§ **WHAT IS EXPECTED**
State how many lines hold the string "PRINT". Give the number and nothing else.

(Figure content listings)
--------------------------------------------------

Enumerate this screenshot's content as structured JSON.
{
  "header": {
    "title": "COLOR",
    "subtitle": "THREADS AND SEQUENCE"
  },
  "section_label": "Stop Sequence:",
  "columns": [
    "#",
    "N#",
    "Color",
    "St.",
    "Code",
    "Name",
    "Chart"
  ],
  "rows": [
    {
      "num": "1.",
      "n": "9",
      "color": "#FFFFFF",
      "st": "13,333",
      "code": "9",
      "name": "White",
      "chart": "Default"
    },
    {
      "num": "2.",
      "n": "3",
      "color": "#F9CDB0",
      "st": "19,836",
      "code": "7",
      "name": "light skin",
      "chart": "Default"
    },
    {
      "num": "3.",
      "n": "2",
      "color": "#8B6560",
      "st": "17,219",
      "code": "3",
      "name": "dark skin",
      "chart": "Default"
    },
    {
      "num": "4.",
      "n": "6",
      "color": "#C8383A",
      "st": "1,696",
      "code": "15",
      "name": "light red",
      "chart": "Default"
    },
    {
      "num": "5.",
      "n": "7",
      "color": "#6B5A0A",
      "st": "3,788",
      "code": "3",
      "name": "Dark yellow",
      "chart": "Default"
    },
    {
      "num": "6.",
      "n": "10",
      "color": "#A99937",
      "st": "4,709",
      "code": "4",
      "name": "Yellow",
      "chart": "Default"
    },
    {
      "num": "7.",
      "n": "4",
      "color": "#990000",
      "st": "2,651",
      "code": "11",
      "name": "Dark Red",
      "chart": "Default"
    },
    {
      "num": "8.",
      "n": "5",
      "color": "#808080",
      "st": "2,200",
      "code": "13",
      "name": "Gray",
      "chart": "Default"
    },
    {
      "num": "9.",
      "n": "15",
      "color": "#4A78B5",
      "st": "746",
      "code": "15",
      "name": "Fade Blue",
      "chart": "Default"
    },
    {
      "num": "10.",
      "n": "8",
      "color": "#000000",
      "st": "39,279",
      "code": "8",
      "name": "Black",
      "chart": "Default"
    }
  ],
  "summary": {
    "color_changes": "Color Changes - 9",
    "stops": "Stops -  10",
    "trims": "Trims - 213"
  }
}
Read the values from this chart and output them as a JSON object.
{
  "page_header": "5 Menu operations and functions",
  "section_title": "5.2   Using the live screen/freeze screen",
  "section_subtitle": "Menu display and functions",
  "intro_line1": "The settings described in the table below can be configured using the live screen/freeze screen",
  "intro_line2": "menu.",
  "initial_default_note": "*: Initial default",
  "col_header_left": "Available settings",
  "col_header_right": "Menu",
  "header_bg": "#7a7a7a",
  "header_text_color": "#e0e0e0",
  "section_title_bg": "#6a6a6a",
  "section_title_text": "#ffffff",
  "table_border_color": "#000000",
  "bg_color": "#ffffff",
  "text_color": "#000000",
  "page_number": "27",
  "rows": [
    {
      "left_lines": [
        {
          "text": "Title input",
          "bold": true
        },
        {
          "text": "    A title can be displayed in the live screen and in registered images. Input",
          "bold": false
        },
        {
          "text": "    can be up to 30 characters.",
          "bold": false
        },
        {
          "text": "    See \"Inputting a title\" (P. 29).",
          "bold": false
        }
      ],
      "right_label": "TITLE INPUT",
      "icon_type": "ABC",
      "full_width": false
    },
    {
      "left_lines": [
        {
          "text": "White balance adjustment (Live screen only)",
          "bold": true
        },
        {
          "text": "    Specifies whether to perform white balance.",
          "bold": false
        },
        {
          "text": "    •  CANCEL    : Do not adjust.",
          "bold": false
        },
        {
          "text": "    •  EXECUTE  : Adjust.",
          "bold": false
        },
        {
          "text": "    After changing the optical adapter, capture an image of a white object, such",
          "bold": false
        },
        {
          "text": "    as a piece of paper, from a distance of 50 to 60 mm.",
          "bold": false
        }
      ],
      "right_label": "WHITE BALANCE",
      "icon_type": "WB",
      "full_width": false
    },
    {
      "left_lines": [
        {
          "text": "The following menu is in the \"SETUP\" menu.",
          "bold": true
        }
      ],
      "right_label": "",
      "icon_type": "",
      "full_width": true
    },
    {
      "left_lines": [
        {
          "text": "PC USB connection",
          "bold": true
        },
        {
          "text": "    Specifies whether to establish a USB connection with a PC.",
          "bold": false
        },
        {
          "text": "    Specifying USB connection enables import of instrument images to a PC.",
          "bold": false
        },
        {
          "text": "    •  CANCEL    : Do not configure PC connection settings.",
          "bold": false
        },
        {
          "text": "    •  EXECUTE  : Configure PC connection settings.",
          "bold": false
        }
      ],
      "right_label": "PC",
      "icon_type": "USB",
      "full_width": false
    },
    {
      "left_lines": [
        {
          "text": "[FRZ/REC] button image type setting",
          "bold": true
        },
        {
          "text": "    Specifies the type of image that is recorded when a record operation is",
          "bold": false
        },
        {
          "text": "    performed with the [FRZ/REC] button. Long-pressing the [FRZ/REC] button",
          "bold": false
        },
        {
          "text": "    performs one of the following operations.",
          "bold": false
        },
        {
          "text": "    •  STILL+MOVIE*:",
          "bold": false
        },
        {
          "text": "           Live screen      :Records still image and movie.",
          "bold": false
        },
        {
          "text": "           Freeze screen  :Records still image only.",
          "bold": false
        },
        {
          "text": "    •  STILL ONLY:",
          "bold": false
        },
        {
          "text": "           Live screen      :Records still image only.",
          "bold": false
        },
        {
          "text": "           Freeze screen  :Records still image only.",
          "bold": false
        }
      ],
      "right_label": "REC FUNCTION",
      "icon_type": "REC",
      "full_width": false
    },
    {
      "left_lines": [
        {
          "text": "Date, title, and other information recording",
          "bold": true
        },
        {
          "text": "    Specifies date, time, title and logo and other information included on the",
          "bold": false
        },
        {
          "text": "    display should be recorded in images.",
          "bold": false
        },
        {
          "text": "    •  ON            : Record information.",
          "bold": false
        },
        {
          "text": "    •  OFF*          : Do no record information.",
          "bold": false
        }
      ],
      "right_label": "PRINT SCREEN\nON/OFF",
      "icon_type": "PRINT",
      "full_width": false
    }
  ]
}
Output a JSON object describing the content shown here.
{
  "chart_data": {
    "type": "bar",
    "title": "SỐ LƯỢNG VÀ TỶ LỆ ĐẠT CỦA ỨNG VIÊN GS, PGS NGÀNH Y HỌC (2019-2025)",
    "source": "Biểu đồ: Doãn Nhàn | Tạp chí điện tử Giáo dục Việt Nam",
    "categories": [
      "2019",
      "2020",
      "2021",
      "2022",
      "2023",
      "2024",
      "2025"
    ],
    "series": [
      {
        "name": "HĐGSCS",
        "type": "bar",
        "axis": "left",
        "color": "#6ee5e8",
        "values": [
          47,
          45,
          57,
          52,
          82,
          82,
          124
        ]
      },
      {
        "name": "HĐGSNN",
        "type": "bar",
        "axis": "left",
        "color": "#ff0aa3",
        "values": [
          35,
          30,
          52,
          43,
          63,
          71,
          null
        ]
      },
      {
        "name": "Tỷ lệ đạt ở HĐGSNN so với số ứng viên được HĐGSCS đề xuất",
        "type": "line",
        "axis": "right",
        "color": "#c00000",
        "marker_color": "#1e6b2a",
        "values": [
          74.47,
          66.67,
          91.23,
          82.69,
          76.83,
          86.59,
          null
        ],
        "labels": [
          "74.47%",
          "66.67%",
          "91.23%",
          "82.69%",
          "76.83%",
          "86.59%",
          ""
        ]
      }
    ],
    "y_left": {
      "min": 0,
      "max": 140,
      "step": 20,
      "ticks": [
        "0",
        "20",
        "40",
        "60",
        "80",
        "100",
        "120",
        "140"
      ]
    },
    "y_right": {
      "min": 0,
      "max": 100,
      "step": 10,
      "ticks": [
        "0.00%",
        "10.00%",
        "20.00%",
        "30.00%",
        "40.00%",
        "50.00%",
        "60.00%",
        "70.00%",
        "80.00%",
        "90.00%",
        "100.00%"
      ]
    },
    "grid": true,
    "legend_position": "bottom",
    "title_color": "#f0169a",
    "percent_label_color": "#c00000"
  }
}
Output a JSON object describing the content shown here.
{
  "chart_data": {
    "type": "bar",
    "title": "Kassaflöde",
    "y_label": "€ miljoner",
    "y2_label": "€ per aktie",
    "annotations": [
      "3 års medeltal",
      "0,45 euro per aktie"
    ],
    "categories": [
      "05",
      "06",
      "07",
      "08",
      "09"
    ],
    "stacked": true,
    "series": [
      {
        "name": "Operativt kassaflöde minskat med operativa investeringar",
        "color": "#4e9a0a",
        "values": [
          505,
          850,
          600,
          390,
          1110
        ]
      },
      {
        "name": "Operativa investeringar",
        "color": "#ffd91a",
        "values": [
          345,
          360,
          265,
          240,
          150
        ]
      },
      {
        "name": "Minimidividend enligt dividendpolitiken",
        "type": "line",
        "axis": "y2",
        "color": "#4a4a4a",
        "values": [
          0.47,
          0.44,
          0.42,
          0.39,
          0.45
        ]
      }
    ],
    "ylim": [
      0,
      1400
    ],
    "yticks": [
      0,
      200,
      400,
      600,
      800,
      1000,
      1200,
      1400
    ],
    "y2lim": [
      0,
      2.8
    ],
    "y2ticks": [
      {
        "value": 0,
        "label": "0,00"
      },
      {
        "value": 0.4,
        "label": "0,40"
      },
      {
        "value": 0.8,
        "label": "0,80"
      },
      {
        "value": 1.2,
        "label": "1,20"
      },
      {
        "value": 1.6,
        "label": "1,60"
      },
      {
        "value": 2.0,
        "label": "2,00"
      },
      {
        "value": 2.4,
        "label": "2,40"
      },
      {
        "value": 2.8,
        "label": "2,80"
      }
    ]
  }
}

--------------------------------------------------

§ **FULL OUTPUT**
2